### Your goal
Compute the number of lines that include the string "this", then output that number and nothing else.

### Entries
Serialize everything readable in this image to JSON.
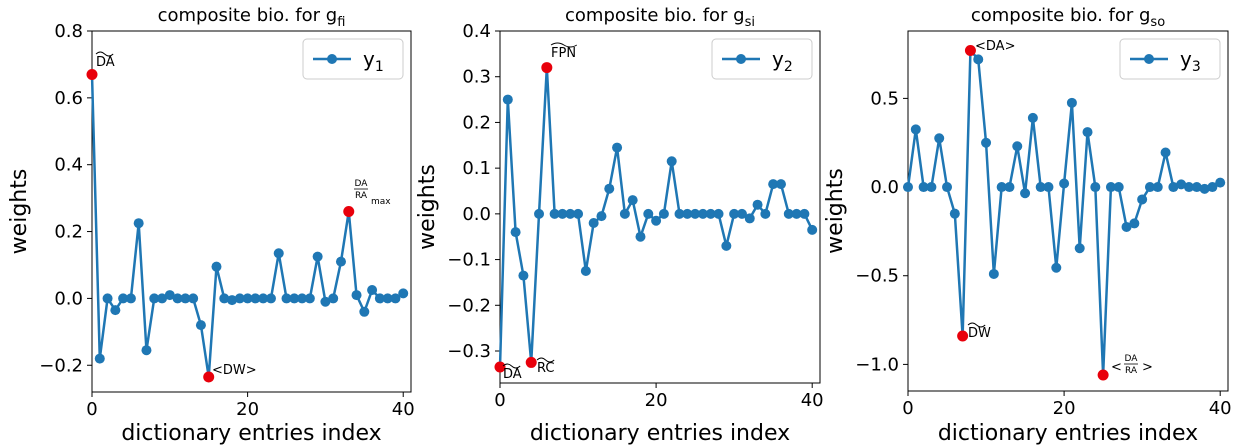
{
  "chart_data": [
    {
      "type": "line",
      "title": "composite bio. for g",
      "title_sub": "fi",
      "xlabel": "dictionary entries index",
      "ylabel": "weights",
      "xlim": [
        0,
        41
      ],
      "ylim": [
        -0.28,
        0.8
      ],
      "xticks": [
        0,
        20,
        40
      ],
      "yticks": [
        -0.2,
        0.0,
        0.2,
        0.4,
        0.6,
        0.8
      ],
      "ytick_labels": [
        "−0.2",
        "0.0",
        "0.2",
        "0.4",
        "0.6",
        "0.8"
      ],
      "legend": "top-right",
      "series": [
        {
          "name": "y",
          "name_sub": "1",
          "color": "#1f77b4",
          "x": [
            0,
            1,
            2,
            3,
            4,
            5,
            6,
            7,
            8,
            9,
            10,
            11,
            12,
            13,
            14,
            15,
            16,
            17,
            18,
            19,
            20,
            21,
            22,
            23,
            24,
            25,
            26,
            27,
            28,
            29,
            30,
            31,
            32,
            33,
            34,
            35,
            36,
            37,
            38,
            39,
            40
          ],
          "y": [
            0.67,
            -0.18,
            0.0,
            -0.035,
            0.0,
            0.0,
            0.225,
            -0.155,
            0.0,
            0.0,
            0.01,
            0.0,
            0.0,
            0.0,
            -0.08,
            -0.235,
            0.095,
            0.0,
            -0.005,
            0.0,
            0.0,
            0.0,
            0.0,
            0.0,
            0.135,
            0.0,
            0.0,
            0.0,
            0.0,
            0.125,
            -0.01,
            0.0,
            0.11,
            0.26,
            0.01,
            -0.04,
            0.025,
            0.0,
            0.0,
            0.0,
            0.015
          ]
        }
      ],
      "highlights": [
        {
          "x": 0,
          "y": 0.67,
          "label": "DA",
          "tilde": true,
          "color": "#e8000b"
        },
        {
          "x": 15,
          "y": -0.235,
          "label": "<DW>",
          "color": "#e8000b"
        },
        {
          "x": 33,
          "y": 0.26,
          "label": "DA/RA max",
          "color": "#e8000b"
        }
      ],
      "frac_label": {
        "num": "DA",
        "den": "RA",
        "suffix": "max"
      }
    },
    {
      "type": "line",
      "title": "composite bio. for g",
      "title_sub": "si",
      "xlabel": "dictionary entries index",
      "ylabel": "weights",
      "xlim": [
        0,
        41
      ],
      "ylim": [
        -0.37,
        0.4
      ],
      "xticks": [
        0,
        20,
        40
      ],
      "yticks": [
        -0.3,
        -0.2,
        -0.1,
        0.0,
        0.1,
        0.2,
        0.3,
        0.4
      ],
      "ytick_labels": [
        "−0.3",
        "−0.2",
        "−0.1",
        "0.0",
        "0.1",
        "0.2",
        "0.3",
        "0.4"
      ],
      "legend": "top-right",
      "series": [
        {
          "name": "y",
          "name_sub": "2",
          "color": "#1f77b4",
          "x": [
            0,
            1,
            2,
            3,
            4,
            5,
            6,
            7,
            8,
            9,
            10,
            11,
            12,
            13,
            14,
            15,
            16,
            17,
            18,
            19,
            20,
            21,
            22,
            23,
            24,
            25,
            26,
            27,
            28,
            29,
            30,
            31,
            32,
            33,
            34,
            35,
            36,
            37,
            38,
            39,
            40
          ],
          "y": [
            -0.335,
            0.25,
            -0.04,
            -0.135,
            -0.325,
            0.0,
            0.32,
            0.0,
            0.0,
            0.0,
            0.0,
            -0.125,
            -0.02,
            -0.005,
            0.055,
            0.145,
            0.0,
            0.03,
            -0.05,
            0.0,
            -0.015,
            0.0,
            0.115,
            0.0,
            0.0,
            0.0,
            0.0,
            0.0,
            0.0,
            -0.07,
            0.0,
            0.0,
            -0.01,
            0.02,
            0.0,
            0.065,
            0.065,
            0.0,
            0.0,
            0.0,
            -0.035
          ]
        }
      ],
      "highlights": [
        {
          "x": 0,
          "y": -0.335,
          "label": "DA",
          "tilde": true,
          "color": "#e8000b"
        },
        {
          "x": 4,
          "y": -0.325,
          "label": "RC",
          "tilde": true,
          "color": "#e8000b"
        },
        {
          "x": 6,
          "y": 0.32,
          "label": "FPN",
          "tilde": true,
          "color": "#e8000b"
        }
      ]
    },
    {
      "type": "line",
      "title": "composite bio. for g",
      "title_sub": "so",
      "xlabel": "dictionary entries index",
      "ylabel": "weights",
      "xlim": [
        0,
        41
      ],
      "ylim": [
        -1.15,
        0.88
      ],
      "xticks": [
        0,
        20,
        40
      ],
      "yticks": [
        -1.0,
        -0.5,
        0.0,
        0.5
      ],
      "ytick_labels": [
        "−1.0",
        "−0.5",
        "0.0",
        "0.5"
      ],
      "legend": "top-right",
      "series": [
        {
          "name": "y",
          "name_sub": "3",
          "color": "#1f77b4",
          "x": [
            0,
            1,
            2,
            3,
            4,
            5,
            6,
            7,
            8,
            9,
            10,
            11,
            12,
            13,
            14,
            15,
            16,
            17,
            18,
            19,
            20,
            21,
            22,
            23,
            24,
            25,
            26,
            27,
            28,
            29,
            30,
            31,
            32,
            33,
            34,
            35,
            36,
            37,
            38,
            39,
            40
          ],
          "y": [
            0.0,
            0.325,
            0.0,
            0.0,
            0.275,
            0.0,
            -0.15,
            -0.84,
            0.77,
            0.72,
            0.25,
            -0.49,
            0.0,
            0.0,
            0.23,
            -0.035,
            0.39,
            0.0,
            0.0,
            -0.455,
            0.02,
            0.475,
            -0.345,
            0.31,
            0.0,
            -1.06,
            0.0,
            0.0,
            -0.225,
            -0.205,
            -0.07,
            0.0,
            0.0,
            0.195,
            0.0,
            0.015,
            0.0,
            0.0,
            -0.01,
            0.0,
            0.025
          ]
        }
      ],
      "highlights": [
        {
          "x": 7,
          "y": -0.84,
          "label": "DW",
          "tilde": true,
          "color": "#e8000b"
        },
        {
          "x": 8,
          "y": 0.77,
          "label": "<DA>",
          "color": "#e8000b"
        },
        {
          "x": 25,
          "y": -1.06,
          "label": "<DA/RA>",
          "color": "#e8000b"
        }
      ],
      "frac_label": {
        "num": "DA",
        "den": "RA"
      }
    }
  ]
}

--

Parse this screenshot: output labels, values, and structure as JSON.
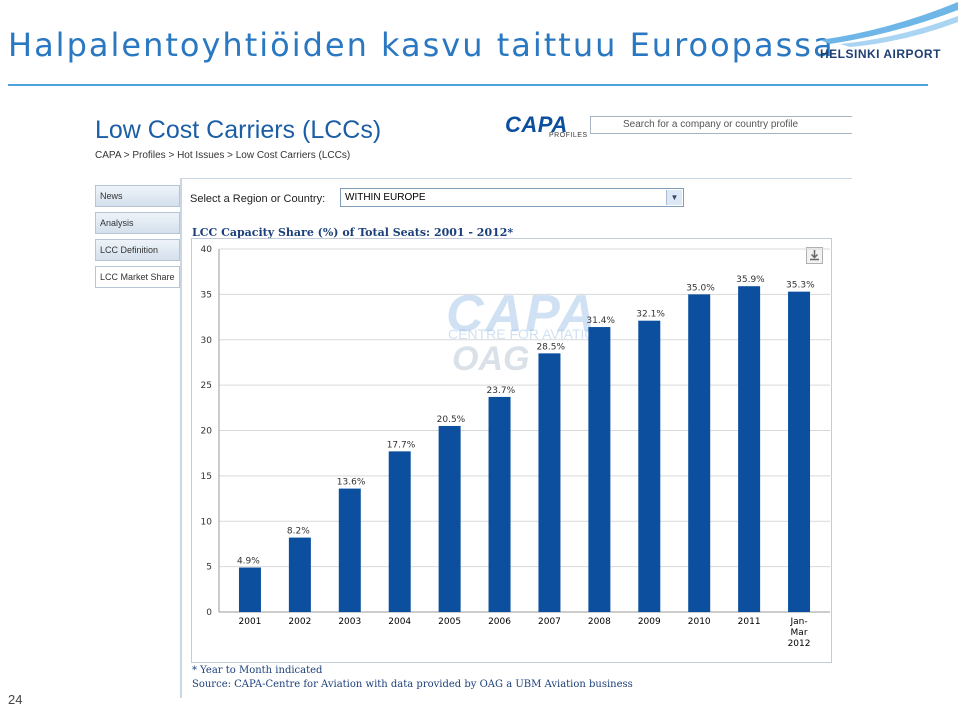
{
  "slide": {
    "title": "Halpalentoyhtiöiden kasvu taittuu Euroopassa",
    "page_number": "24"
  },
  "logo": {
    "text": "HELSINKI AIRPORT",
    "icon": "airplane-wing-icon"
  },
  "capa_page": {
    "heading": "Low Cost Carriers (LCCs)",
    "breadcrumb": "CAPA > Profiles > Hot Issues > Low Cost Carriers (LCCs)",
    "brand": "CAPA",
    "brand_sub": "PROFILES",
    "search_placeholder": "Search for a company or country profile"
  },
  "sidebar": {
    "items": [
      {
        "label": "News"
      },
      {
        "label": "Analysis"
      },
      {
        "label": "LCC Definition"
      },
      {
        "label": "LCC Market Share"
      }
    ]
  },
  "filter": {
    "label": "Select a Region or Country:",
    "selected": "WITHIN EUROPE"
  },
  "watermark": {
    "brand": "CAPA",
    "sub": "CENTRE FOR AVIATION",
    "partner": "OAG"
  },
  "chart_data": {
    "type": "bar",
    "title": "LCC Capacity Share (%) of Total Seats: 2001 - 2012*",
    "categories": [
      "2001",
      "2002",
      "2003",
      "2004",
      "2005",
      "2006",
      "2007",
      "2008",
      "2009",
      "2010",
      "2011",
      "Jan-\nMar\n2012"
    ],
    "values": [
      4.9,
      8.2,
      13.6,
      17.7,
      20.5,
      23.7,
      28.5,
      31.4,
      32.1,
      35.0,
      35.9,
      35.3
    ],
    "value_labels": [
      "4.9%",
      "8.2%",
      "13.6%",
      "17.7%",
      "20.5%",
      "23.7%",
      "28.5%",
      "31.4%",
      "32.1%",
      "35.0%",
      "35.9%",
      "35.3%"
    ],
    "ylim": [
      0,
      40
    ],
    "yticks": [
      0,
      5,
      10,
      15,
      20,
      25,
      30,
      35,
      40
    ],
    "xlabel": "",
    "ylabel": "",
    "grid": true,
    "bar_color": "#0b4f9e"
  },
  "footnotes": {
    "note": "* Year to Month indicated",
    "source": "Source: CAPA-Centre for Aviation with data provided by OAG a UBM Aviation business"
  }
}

### Solution below
2